Required work |
a. From the forum thread on riding a horse with a missing shoe, extract the passage starting at "Why spend 100" and ending at "and your horse!".
b. Using the forum thread on riding a horse with a missing shoe, say whether each statement agrees with it. Answer yes or no, and quote the exact words that decide it.
(i) One poster compares a cost of 100 dollars for shoes with 150 dollars for a pair of boots.
(ii) The poster who does CTRs says the ground near home is rocky.
(iii) The last post advises removing as much hoof as possible with a rasp.
c. Proceed with the forum thread on riding a horse with a missing shoe, picking up after its last sentence.
──────── Supplied text
Many endurance riders carry an easyboot for when they throw a shoe, they can finish the race on 3 shoes and boot..

I've also used duct tape to wrap up a hoof after a horse has thrown a shoe. Mainly to prevent chipping. If a shoe comes off, most hooves will be long and easy to break or chip. By making a Duct tape boot, I can get my horses out of the mountains. So yes you can ride with a shoe missing. Just be careful that you don't damage the hoof.

This horse just finished two days of 20+ miles per day of rocky trails

This is the country we were riding in

I think a ride or two in a sandy arena while waiting for the farrier. Is no big deal.
    05-06-2011, 10:14 PM
Green Broke
I would love to be able to go barefoot like you, but I would have no way to get her use to it. Everything around here is soft and sandy without a rock for miles. Also, I'll ride 20-30 miles a day for two days, plus five miles or so the day before... Ouchiness would kill my scores. *I do CTRs, which I forget to mention clearly* I do carry an easy boot, but it doesn't fit my horse's foot well and slips. If I was sure they would fit and never come off, I would buy four easy boots and ride like that.

Those trails are beautiful. Do you live close to them?
    05-06-2011, 11:37 PM
This is one of the reasons I keep my distance from shoes. They fall off, cause hoof wall damage, tendon damage, allow the horse to not correctly feel lower limb, and don't allow the horse to correctly wear his/her hoof. As a natural horse caretaker/guru, my solution: Easy Boots.

Why spend 100 dollars for shoes when you can pay 150 for a pair of boots that'll last you a season or more.

My experiences have led me to love the easy boot glove the best, it's very low profile and stays on fabulous. I also do CTR's and endurance racing and was devastated that I would have to use glue ons because of the 'nothing above the coronary band' rule, but THANKFULLY, they have changed the rules now allowing these types of boots. You can look at the new rules on the ECTRA website.

Please take a moment to consider this alternative, it will save you and your horse!
The Easyboot Glove | The Ultimate Horse Hoof Boot | EasyCare Inc.

As for riding with a missing shoe, heck I wouldn't ride a horse with all 4 shoes :P
    05-07-2011, 09:57 PM
I'm not saying you should go barefoot. I am saying you could do some simple rides with a shoe missing while you wait for the farrier.

Take a rasp and trim the hoof to prevent chipping or breaking of the hoof wall. Your farrier will trim the hoof before he nails on a new shoe. So you are not doing anything that he won't do when he arrives. Don't take too much hoof off. But any excess that might break or chip away.
────────────────
──────── Data for review
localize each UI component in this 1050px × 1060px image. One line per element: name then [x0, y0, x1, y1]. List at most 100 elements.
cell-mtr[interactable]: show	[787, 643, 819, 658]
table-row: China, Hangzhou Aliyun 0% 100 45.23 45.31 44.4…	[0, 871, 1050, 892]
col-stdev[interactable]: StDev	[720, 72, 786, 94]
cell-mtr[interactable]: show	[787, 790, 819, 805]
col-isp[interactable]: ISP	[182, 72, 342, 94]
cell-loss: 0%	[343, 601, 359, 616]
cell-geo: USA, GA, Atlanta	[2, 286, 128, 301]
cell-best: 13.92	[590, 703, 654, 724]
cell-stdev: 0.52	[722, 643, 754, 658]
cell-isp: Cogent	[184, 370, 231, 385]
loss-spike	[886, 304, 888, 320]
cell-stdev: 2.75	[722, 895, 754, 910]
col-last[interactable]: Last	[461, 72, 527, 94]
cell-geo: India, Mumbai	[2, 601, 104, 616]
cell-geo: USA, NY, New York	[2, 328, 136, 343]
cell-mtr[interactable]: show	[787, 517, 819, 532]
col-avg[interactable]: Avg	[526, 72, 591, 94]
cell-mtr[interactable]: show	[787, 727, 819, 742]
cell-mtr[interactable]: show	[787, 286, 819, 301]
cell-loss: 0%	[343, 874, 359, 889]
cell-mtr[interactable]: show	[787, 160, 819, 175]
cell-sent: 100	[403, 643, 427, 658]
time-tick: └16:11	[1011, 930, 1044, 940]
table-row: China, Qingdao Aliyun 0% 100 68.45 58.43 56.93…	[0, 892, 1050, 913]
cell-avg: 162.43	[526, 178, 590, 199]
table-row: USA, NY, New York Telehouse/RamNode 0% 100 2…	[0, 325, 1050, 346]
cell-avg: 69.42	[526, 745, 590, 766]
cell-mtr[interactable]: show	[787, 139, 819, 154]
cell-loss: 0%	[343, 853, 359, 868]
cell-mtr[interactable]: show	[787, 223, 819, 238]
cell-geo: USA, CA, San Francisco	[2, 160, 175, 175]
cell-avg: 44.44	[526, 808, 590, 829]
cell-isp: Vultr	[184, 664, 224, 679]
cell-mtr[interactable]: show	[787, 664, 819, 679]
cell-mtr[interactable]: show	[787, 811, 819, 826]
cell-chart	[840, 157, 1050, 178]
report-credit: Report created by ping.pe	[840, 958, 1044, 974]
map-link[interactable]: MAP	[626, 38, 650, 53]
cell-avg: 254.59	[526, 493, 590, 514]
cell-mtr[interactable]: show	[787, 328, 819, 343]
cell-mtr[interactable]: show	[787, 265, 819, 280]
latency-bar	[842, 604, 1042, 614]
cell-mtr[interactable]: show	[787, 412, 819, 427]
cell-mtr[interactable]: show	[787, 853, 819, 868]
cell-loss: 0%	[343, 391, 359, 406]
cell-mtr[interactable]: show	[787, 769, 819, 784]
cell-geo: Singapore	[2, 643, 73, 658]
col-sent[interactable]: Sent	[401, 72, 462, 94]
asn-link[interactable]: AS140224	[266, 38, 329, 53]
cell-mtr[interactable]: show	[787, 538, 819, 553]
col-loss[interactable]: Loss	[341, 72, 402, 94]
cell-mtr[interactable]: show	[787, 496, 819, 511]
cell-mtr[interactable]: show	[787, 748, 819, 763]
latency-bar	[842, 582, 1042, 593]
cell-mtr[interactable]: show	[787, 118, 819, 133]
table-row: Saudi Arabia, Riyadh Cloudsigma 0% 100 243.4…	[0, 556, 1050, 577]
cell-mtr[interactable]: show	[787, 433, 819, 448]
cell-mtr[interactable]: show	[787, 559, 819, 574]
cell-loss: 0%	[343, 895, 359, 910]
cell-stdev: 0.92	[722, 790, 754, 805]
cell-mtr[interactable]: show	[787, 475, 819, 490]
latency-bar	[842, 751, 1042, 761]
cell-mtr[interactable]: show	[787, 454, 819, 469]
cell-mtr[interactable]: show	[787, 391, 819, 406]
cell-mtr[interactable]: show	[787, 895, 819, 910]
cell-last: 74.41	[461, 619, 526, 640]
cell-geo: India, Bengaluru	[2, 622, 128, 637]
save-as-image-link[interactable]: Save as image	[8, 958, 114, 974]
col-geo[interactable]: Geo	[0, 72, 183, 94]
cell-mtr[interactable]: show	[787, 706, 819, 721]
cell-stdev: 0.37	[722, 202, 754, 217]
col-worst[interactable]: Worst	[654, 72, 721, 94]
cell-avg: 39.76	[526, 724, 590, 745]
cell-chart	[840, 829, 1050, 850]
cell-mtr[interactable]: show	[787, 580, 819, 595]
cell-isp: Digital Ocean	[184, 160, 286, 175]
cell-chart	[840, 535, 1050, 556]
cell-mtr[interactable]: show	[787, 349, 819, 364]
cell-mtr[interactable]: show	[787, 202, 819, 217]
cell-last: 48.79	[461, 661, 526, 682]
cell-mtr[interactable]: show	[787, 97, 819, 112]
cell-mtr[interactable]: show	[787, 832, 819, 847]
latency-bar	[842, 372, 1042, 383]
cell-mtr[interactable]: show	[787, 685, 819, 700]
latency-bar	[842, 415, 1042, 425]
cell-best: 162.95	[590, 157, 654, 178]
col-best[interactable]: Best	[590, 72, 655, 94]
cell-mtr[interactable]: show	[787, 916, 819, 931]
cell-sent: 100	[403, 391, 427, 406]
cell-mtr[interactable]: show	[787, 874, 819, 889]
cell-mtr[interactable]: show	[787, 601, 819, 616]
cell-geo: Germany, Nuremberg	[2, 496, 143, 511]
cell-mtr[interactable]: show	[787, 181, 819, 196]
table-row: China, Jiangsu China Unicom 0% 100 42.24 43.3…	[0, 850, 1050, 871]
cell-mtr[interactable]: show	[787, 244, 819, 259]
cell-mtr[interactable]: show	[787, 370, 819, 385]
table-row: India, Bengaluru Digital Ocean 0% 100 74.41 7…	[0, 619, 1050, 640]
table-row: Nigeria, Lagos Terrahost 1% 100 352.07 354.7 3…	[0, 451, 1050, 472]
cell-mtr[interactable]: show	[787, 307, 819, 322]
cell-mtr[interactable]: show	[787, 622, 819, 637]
────────────────
Answers to this exercise |
a.
Why spend 100 dollars for shoes when you can pay 150 for a pair of boots that'll last you a season or more.

My experiences have led me to love the easy boot glove the best, it's very low profile and stays on fabulous. I also do CTR's and endurance racing and was devastated that I would have to use glue ons because of the 'nothing above the coronary band' rule, but THANKFULLY, they have changed the rules now allowing these types of boots. You can look at the new rules on the ECTRA website.

Please take a moment to consider this alternative, it will save you and your horse!

b.
(i) Yes: "Why spend 100 dollars for shoes when you can pay 150 for a pair of boots that'll last you a season or more."
(ii) No: "Everything around here is soft and sandy without a rock for miles."
(iii) No: "Don't take too much hoof off."

c.
Put a boot on or some duct tape and you are good for a ride to get your horsey fix for the day. Now I wouldn't ask him to run barrels or Poles in that condition, But you can ride around the barn or down the trail.

BrightEyes. That area is about 4 hours south of me. We ride it a lot in the spring while we wait for the snow in the high country to melt. Here is a photo closer to home. (actually about 20 minutes) This is my daughter and her friends.
    05-07-2011, 11:16 PM
Green Broke
I have both my horses barefoot. It is mostly sandy or mud or dirt here locally. We rode in Central Texas a few weeks ago and it was rocky - not like the above photos but rocky all the same.

We all bought Easy Boot Gloves for the horses front hooves and didn't have a problem. We all carry them now and it is a good thing. We rode 100 miles from home this morning and when we got there my hubby's gelding seemed a little off. His front heel bulbs were a little tender so we popped on the Easy Boot Gloves and off we went. Of course we were in a sandy environment but Easy Boot Gloves are terrific. Give them a whirl and you won't have to worry about thrown shoes any more and you will save $$
    05-07-2011, 11:50 PM
This is the terrain we ride in with Easyboot Epics. She does fine barefoot on the back with Epics on the fronts.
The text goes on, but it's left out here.